Problem: Pictures stay out of your copy, but everything else in the records below must be repeated exactly.

Given records:
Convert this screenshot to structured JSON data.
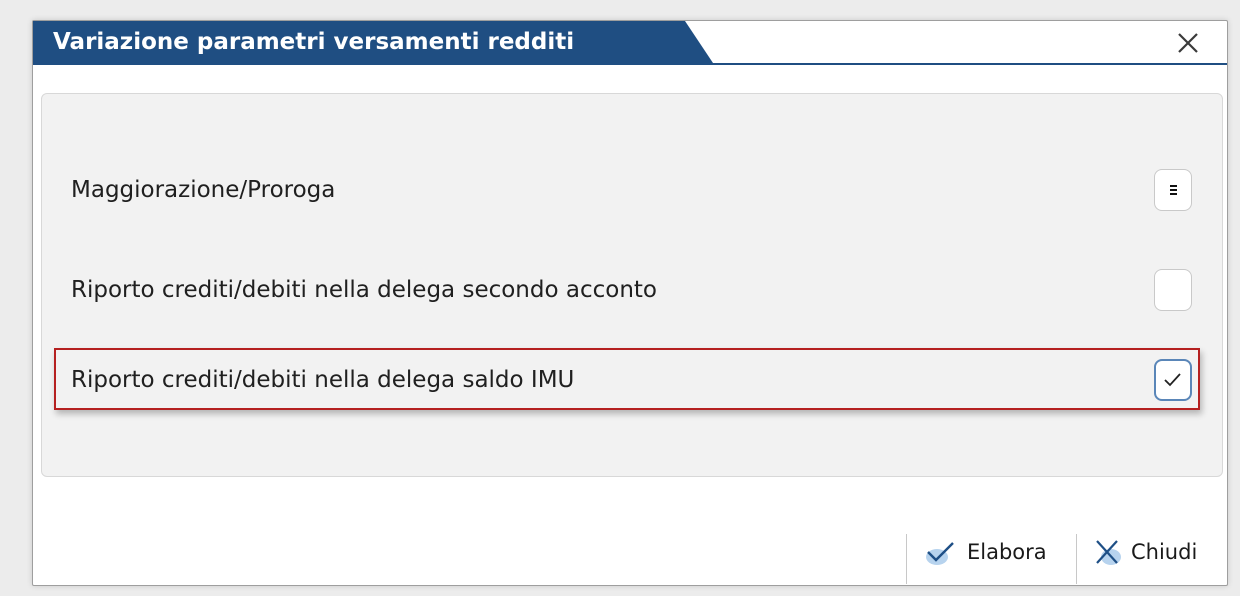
{
  "dialog": {
    "title": "Variazione parametri versamenti redditi"
  },
  "options": [
    {
      "label": "Maggiorazione/Proroga",
      "control": "menu",
      "checked": false
    },
    {
      "label": "Riporto crediti/debiti nella delega secondo acconto",
      "control": "checkbox",
      "checked": false
    },
    {
      "label": "Riporto crediti/debiti nella delega saldo IMU",
      "control": "checkbox",
      "checked": true
    }
  ],
  "footer": {
    "elabora_label": "Elabora",
    "chiudi_label": "Chiudi"
  },
  "colors": {
    "title_bar": "#1f4e82",
    "highlight": "#b52020",
    "check_border": "#5a86b8"
  }
}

Finished task:
Convert this screenshot to structured JSON data.
{
  "dialog": {
    "title": "Variazione parametri versamenti redditi"
  },
  "options": [
    {
      "label": "Maggiorazione/Proroga",
      "control": "menu",
      "checked": false
    },
    {
      "label": "Riporto crediti/debiti nella delega secondo acconto",
      "control": "checkbox",
      "checked": false
    },
    {
      "label": "Riporto crediti/debiti nella delega saldo IMU",
      "control": "checkbox",
      "checked": true
    }
  ],
  "footer": {
    "elabora_label": "Elabora",
    "chiudi_label": "Chiudi"
  },
  "colors": {
    "title_bar": "#1f4e82",
    "highlight": "#b52020",
    "check_border": "#5a86b8"
  }
}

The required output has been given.